◆ **What you should do**: Reproduce the listing exactly and skip over any pictures.

++++++++++++++++++++

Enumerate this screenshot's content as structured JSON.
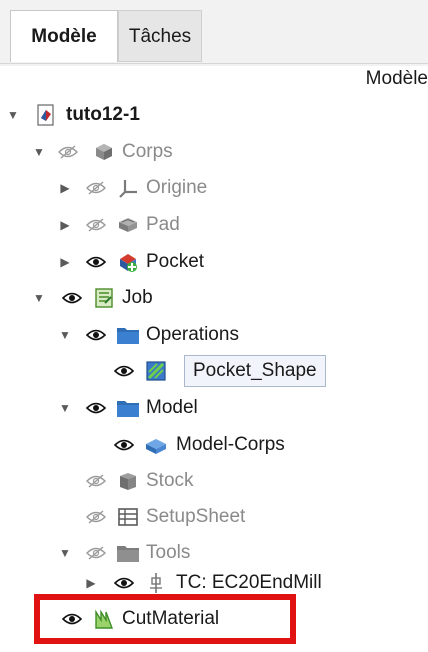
{
  "tabs": [
    {
      "label": "Modèle",
      "active": true
    },
    {
      "label": "Tâches",
      "active": false
    }
  ],
  "panel_header": "Modèle",
  "tree": [
    {
      "label": "tuto12-1",
      "icon": "document-icon",
      "eye": "none",
      "expanded": true,
      "depth": 0
    },
    {
      "label": "Corps",
      "icon": "body-icon",
      "eye": "hidden",
      "expanded": true,
      "depth": 1
    },
    {
      "label": "Origine",
      "icon": "origin-axes-icon",
      "eye": "hidden",
      "expanded": false,
      "depth": 2
    },
    {
      "label": "Pad",
      "icon": "pad-icon",
      "eye": "hidden",
      "expanded": false,
      "depth": 2
    },
    {
      "label": "Pocket",
      "icon": "pocket-icon",
      "eye": "visible",
      "expanded": false,
      "depth": 2
    },
    {
      "label": "Job",
      "icon": "job-icon",
      "eye": "visible",
      "expanded": true,
      "depth": 1
    },
    {
      "label": "Operations",
      "icon": "folder-icon",
      "eye": "visible",
      "expanded": true,
      "depth": 2
    },
    {
      "label": "Pocket_Shape",
      "icon": "pocket-shape-icon",
      "eye": "visible",
      "selected": true,
      "depth": 3
    },
    {
      "label": "Model",
      "icon": "folder-icon",
      "eye": "visible",
      "expanded": true,
      "depth": 2
    },
    {
      "label": "Model-Corps",
      "icon": "model-body-icon",
      "eye": "visible",
      "depth": 3
    },
    {
      "label": "Stock",
      "icon": "stock-icon",
      "eye": "hidden",
      "depth": 2
    },
    {
      "label": "SetupSheet",
      "icon": "setup-sheet-icon",
      "eye": "hidden",
      "depth": 2
    },
    {
      "label": "Tools",
      "icon": "folder-icon",
      "eye": "hidden",
      "expanded": true,
      "depth": 2
    },
    {
      "label": "TC: EC20EndMill",
      "icon": "tool-controller-icon",
      "eye": "visible",
      "expanded": false,
      "depth": 3
    },
    {
      "label": "CutMaterial",
      "icon": "cut-material-icon",
      "eye": "visible",
      "depth": 1,
      "highlighted": true
    }
  ],
  "colors": {
    "highlight": "#e01212",
    "folder": "#2f6db5",
    "selection_bg": "#f1f5fb"
  }
}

++++++++++++++++++++

◆ **Response**:
Enumerate this screenshot's content as structured JSON.
{
  "tabs": [
    {
      "label": "Modèle",
      "active": true
    },
    {
      "label": "Tâches",
      "active": false
    }
  ],
  "panel_header": "Modèle",
  "tree": [
    {
      "label": "tuto12-1",
      "icon": "document-icon",
      "eye": "none",
      "expanded": true,
      "depth": 0
    },
    {
      "label": "Corps",
      "icon": "body-icon",
      "eye": "hidden",
      "expanded": true,
      "depth": 1
    },
    {
      "label": "Origine",
      "icon": "origin-axes-icon",
      "eye": "hidden",
      "expanded": false,
      "depth": 2
    },
    {
      "label": "Pad",
      "icon": "pad-icon",
      "eye": "hidden",
      "expanded": false,
      "depth": 2
    },
    {
      "label": "Pocket",
      "icon": "pocket-icon",
      "eye": "visible",
      "expanded": false,
      "depth": 2
    },
    {
      "label": "Job",
      "icon": "job-icon",
      "eye": "visible",
      "expanded": true,
      "depth": 1
    },
    {
      "label": "Operations",
      "icon": "folder-icon",
      "eye": "visible",
      "expanded": true,
      "depth": 2
    },
    {
      "label": "Pocket_Shape",
      "icon": "pocket-shape-icon",
      "eye": "visible",
      "selected": true,
      "depth": 3
    },
    {
      "label": "Model",
      "icon": "folder-icon",
      "eye": "visible",
      "expanded": true,
      "depth": 2
    },
    {
      "label": "Model-Corps",
      "icon": "model-body-icon",
      "eye": "visible",
      "depth": 3
    },
    {
      "label": "Stock",
      "icon": "stock-icon",
      "eye": "hidden",
      "depth": 2
    },
    {
      "label": "SetupSheet",
      "icon": "setup-sheet-icon",
      "eye": "hidden",
      "depth": 2
    },
    {
      "label": "Tools",
      "icon": "folder-icon",
      "eye": "hidden",
      "expanded": true,
      "depth": 2
    },
    {
      "label": "TC: EC20EndMill",
      "icon": "tool-controller-icon",
      "eye": "visible",
      "expanded": false,
      "depth": 3
    },
    {
      "label": "CutMaterial",
      "icon": "cut-material-icon",
      "eye": "visible",
      "depth": 1,
      "highlighted": true
    }
  ],
  "colors": {
    "highlight": "#e01212",
    "folder": "#2f6db5",
    "selection_bg": "#f1f5fb"
  }
}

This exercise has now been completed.